EXERCISE OBJECTIVE
Pictures do not belong in the copy, so please give every entry below again exactly.

Stored items from a collection
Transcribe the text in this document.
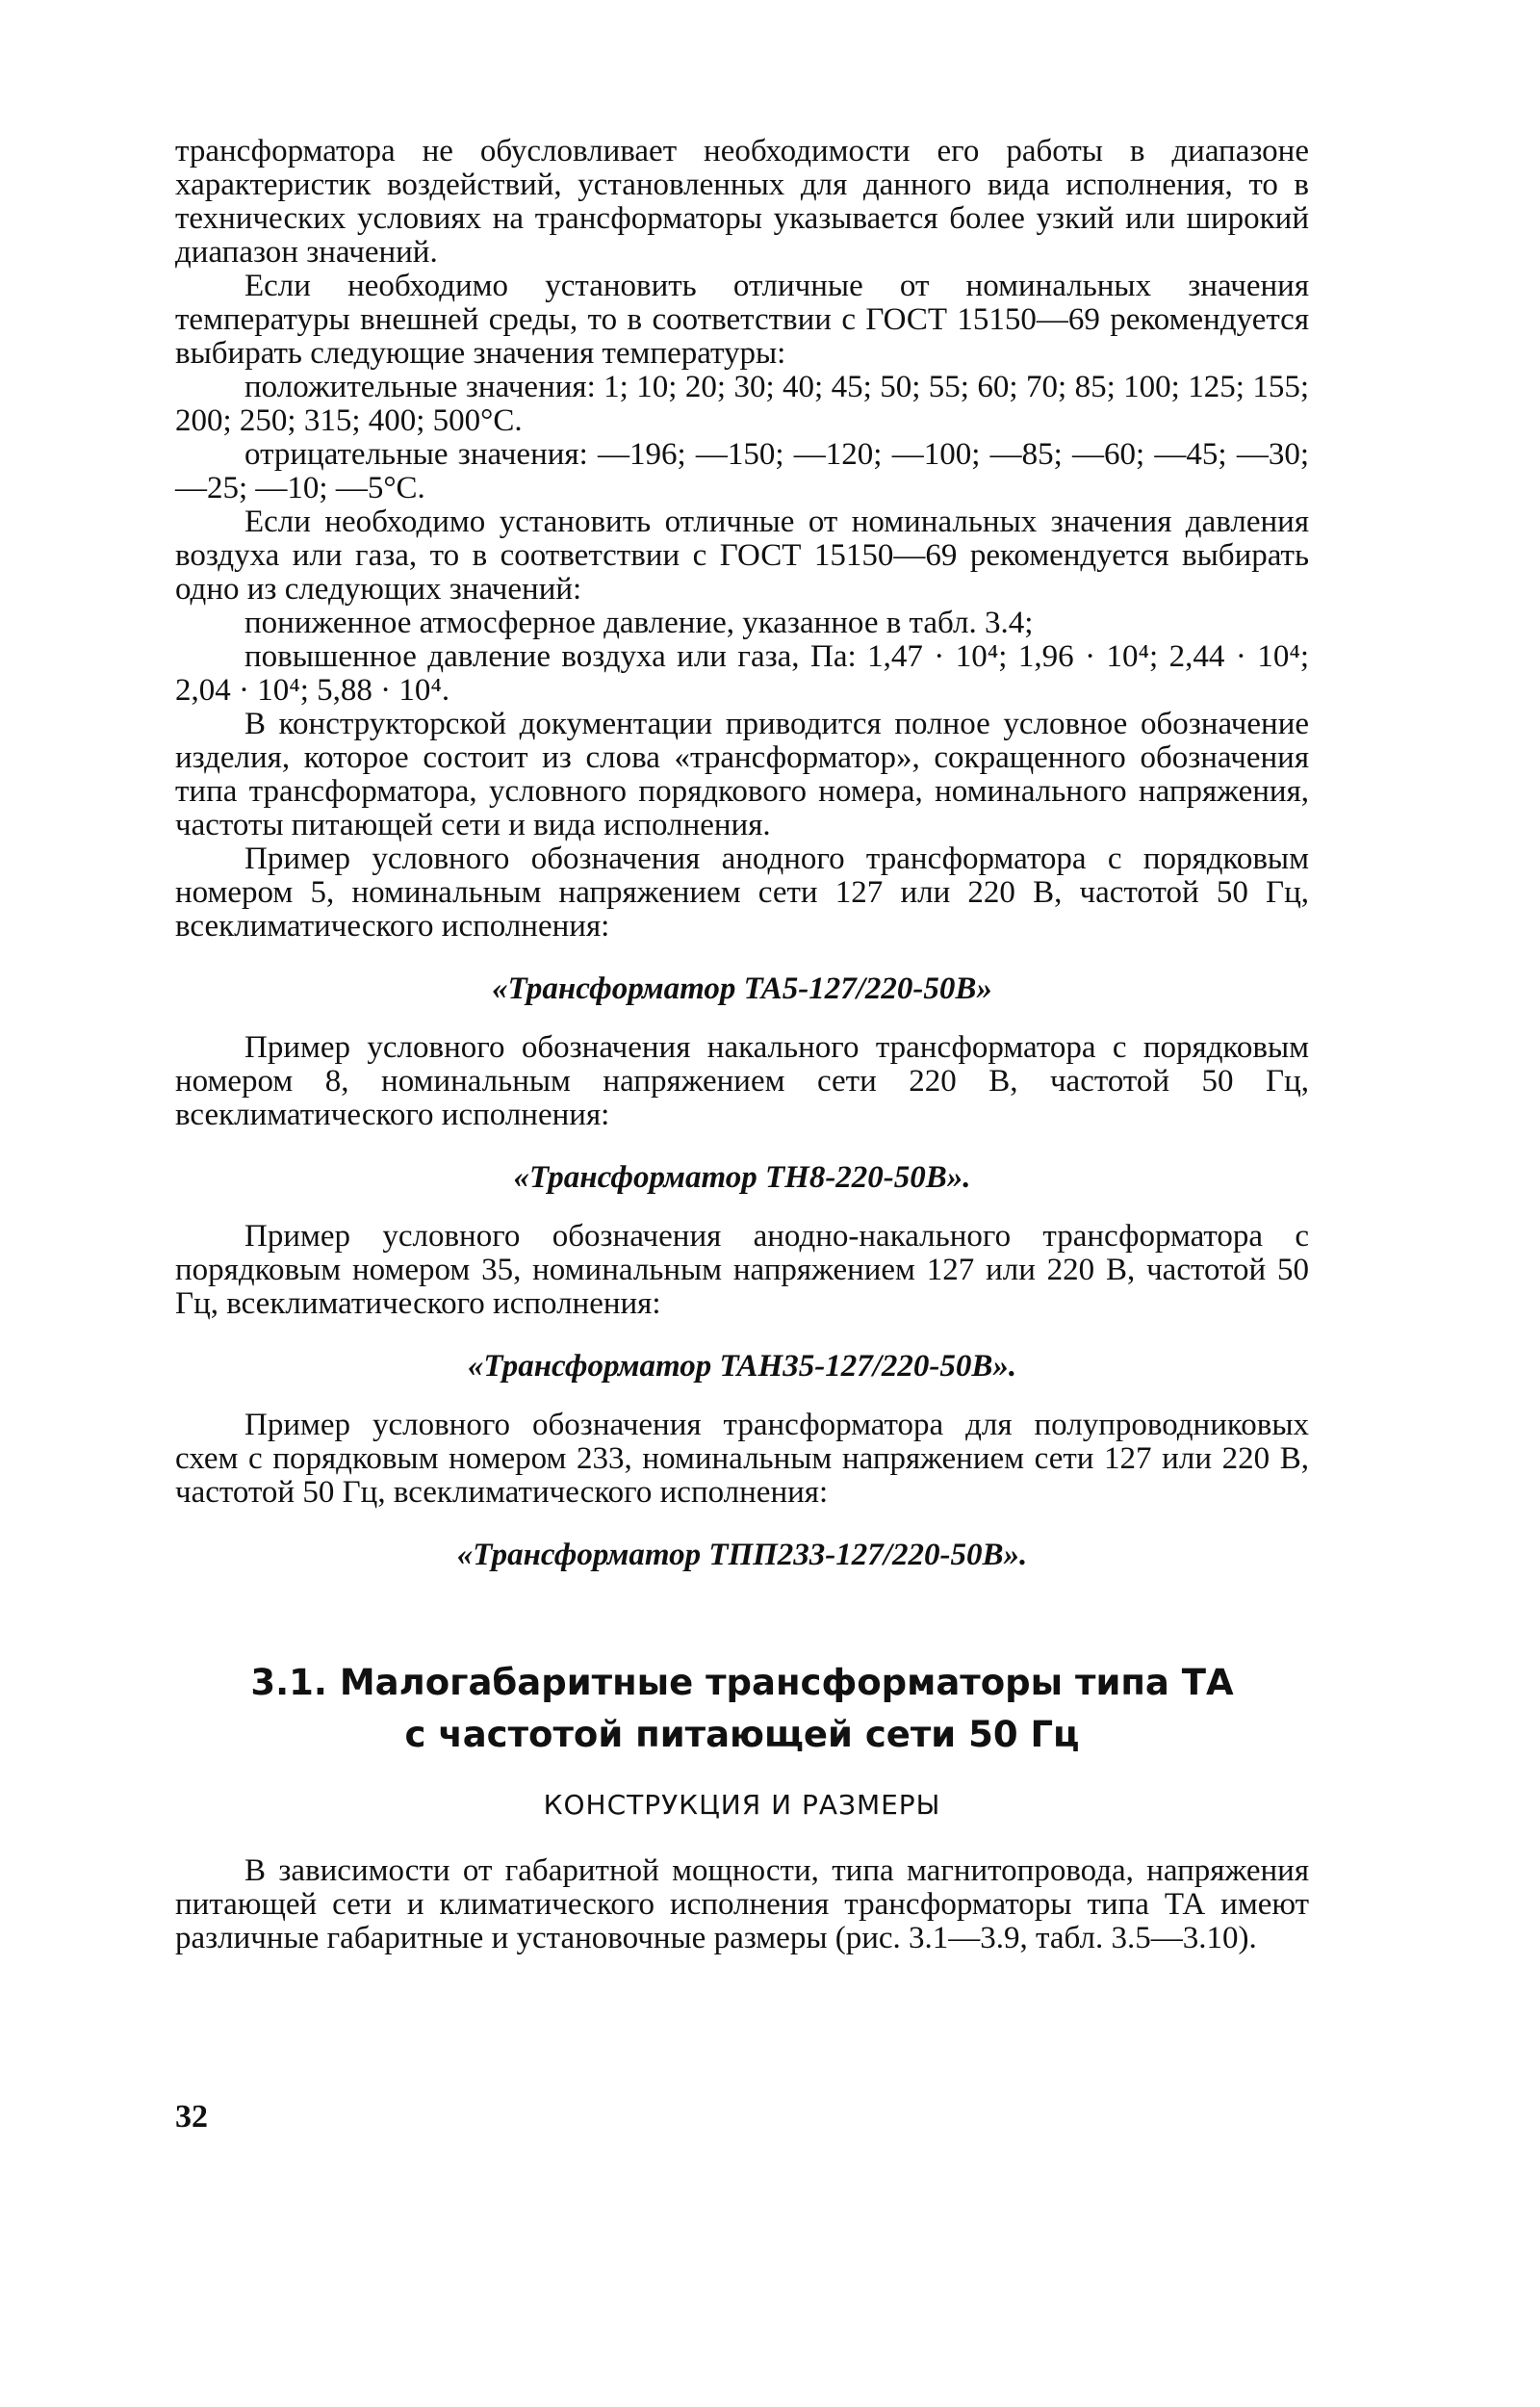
трансформатора не обусловливает необходимости его работы в диапазоне характеристик воздействий, установленных для данного вида исполнения, то в технических условиях на трансформаторы указывается более узкий или широкий диапазон значений.

Если необходимо установить отличные от номинальных значения температуры внешней среды, то в соответствии с ГОСТ 15150—69 рекомендуется выбирать следующие значения температуры:

положительные значения: 1; 10; 20; 30; 40; 45; 50; 55; 60; 70; 85; 100; 125; 155; 200; 250; 315; 400; 500°С.

отрицательные значения: —196; —150; —120; —100; —85; —60; —45; —30; —25; —10; —5°С.

Если необходимо установить отличные от номинальных значения давления воздуха или газа, то в соответствии с ГОСТ 15150—69 рекомендуется выбирать одно из следующих значений:

пониженное атмосферное давление, указанное в табл. 3.4;

повышенное давление воздуха или газа, Па: 1,47 · 10⁴; 1,96 · 10⁴; 2,44 · 10⁴; 2,04 · 10⁴; 5,88 · 10⁴.

В конструкторской документации приводится полное условное обозначение изделия, которое состоит из слова «трансформатор», сокращенного обозначения типа трансформатора, условного порядкового номера, номинального напряжения, частоты питающей сети и вида исполнения.

Пример условного обозначения анодного трансформатора с порядковым номером 5, номинальным напряжением сети 127 или 220 В, частотой 50 Гц, всеклиматического исполнения:

«Трансформатор ТА5-127/220-50В»

Пример условного обозначения накального трансформатора с порядковым номером 8, номинальным напряжением сети 220 В, частотой 50 Гц, всеклиматического исполнения:

«Трансформатор ТН8-220-50В».

Пример условного обозначения анодно-накального трансформатора с порядковым номером 35, номинальным напряжением 127 или 220 В, частотой 50 Гц, всеклиматического исполнения:

«Трансформатор ТАН35-127/220-50В».

Пример условного обозначения трансформатора для полупроводниковых схем с порядковым номером 233, номинальным напряжением сети 127 или 220 В, частотой 50 Гц, всеклиматического исполнения:

«Трансформатор ТПП233-127/220-50В».

3.1. Малогабаритные трансформаторы типа ТА
с частотой питающей сети 50 Гц
КОНСТРУКЦИЯ И РАЗМЕРЫ

В зависимости от габаритной мощности, типа магнитопровода, напряжения питающей сети и климатического исполнения трансформаторы типа ТА имеют различные габаритные и установочные размеры (рис. 3.1—3.9, табл. 3.5—3.10).

32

ANSWER IN FULL
Transcribe the text in this document.
трансформатора не обусловливает необходимости его работы в диапазоне характеристик воздействий, установленных для данного вида исполнения, то в технических условиях на трансформаторы указывается более узкий или широкий диапазон значений.

Если необходимо установить отличные от номинальных значения температуры внешней среды, то в соответствии с ГОСТ 15150—69 рекомендуется выбирать следующие значения температуры:

положительные значения: 1; 10; 20; 30; 40; 45; 50; 55; 60; 70; 85; 100; 125; 155; 200; 250; 315; 400; 500°С.

отрицательные значения: —196; —150; —120; —100; —85; —60; —45; —30; —25; —10; —5°С.

Если необходимо установить отличные от номинальных значения давления воздуха или газа, то в соответствии с ГОСТ 15150—69 рекомендуется выбирать одно из следующих значений:

пониженное атмосферное давление, указанное в табл. 3.4;

повышенное давление воздуха или газа, Па: 1,47 · 10⁴; 1,96 · 10⁴; 2,44 · 10⁴; 2,04 · 10⁴; 5,88 · 10⁴.

В конструкторской документации приводится полное условное обозначение изделия, которое состоит из слова «трансформатор», сокращенного обозначения типа трансформатора, условного порядкового номера, номинального напряжения, частоты питающей сети и вида исполнения.

Пример условного обозначения анодного трансформатора с порядковым номером 5, номинальным напряжением сети 127 или 220 В, частотой 50 Гц, всеклиматического исполнения:

«Трансформатор ТА5-127/220-50В»

Пример условного обозначения накального трансформатора с порядковым номером 8, номинальным напряжением сети 220 В, частотой 50 Гц, всеклиматического исполнения:

«Трансформатор ТН8-220-50В».

Пример условного обозначения анодно-накального трансформатора с порядковым номером 35, номинальным напряжением 127 или 220 В, частотой 50 Гц, всеклиматического исполнения:

«Трансформатор ТАН35-127/220-50В».

Пример условного обозначения трансформатора для полупроводниковых схем с порядковым номером 233, номинальным напряжением сети 127 или 220 В, частотой 50 Гц, всеклиматического исполнения:

«Трансформатор ТПП233-127/220-50В».

3.1. Малогабаритные трансформаторы типа ТА
с частотой питающей сети 50 Гц
КОНСТРУКЦИЯ И РАЗМЕРЫ

В зависимости от габаритной мощности, типа магнитопровода, напряжения питающей сети и климатического исполнения трансформаторы типа ТА имеют различные габаритные и установочные размеры (рис. 3.1—3.9, табл. 3.5—3.10).

32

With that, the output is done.